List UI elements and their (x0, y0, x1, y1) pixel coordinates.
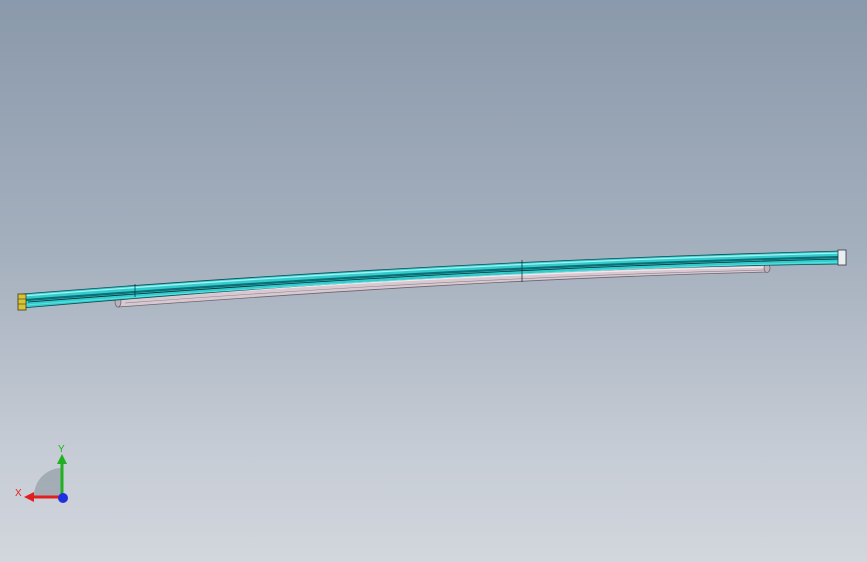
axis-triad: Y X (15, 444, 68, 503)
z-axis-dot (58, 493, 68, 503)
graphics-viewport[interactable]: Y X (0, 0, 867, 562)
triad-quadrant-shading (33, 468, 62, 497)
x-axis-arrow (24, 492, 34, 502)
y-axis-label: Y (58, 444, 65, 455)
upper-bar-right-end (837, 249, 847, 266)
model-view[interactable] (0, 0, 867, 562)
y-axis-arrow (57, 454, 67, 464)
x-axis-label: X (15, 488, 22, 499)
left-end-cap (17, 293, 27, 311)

# # # #

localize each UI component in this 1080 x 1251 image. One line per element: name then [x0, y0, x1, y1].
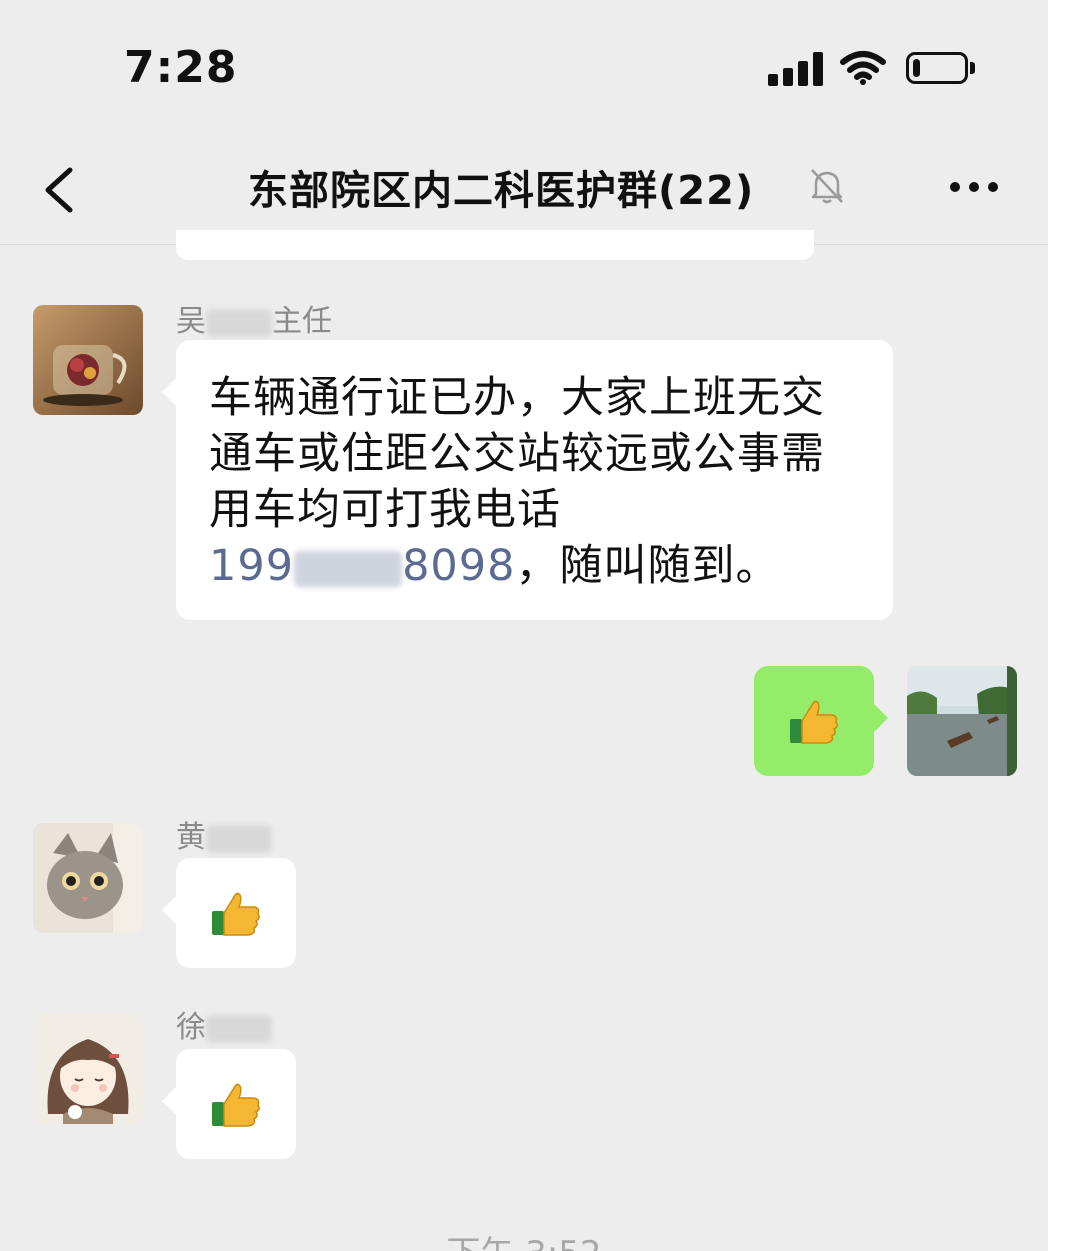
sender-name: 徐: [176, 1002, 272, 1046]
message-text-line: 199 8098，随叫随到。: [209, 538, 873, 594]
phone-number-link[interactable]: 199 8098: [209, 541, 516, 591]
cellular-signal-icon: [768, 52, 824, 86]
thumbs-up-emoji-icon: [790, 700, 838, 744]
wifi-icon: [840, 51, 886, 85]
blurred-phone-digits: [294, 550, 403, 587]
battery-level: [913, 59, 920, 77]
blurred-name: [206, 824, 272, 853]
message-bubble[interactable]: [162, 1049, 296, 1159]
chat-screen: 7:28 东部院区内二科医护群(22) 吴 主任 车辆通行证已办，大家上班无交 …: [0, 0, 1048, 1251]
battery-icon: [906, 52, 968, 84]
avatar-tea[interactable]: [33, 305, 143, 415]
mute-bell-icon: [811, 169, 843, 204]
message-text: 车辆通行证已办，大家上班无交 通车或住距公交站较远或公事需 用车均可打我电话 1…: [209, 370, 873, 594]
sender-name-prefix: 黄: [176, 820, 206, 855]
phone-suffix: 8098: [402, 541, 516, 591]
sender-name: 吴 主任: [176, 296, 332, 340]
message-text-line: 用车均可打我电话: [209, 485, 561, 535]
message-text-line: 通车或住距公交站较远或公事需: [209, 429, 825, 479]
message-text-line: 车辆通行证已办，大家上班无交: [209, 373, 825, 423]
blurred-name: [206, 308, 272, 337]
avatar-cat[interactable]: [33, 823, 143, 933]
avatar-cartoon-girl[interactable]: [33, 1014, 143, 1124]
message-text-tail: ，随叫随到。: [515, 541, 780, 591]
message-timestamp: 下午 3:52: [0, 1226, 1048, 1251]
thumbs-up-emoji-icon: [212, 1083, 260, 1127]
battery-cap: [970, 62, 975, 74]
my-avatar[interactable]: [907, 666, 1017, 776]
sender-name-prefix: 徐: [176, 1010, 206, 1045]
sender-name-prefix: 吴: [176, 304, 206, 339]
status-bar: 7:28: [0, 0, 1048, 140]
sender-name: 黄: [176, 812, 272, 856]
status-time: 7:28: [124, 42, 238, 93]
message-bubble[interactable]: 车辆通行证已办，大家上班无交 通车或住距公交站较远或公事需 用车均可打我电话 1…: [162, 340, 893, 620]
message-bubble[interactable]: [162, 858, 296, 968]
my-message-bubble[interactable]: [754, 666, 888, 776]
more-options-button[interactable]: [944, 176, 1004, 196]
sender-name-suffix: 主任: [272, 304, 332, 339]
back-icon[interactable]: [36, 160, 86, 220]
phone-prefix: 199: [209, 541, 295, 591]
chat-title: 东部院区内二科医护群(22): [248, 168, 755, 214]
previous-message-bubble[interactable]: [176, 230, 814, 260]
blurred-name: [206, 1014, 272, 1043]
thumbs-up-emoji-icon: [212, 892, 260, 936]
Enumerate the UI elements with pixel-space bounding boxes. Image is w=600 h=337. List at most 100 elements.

# # # #

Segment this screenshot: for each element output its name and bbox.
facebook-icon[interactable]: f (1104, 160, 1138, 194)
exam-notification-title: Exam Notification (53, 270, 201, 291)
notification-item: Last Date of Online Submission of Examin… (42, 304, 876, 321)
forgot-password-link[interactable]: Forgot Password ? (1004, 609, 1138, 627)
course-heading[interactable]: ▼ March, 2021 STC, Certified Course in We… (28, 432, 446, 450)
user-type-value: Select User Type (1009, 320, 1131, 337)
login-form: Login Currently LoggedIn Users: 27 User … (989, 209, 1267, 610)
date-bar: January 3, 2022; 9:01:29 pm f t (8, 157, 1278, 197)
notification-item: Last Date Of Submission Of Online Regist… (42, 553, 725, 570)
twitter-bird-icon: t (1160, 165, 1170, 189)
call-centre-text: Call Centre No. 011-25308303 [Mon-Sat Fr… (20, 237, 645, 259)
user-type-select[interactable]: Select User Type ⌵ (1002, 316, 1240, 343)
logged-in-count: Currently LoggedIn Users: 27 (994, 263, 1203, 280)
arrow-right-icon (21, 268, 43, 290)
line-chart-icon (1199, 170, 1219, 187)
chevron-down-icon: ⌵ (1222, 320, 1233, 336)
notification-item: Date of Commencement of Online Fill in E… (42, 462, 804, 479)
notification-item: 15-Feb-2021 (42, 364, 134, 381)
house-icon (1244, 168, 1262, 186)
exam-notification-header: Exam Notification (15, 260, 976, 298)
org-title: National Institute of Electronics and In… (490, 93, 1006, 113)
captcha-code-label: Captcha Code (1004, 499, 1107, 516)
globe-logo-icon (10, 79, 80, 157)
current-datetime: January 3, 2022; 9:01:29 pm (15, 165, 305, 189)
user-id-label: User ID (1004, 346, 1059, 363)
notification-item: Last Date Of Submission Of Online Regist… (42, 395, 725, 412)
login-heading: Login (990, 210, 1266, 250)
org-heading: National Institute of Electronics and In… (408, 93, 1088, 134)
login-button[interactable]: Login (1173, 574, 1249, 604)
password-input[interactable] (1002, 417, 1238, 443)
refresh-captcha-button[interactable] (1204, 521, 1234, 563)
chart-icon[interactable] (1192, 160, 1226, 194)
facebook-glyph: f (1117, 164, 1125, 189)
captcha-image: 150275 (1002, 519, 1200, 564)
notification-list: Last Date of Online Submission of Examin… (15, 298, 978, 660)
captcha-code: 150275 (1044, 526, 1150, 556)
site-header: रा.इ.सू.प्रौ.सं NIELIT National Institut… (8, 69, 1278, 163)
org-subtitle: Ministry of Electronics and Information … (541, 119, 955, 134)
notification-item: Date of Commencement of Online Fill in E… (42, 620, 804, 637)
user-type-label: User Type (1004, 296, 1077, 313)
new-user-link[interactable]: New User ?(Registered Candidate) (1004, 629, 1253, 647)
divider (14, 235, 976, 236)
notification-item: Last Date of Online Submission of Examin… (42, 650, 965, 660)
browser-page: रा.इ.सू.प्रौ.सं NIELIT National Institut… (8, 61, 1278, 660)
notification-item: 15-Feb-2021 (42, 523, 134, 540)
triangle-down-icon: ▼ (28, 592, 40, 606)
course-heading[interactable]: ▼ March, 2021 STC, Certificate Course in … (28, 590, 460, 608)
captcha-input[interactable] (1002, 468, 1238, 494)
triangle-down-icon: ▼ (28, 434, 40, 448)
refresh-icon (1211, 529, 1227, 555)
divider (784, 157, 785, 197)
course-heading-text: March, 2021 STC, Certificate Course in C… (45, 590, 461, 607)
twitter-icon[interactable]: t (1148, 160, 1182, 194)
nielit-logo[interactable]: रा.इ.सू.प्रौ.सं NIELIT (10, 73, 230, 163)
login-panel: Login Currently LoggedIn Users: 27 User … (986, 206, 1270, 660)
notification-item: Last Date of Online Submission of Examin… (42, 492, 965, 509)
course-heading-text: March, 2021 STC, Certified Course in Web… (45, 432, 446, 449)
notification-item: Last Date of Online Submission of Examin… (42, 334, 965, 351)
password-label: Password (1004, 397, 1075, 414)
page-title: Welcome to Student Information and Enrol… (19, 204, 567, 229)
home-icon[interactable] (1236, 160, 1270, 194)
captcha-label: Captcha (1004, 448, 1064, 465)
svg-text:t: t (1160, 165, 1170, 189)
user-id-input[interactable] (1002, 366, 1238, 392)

# # # #

Aim
Rewrite the items between the lines containing "Segment this screenshot: for" and "forgot-password-link[interactable]: Forgot Password", inclusive, as a two-column CSV headed text and answer. Give one row per item and put each value in a single quoted field, with line breaks replaced by spaces.

Task solution
text,answer
"Segment this screenshot: for each element output its name and bbox.","facebook-icon[interactable]: f (1104, 160, 1138, 194) exam-notification-title: Exam Notification (53, 270, 201, 291) notification-item: Last Date of Online Submission of Examin… (42, 304, 876, 321) forgot-password-link[interactable]: Forgot Password ? (1004, 609, 1138, 627)"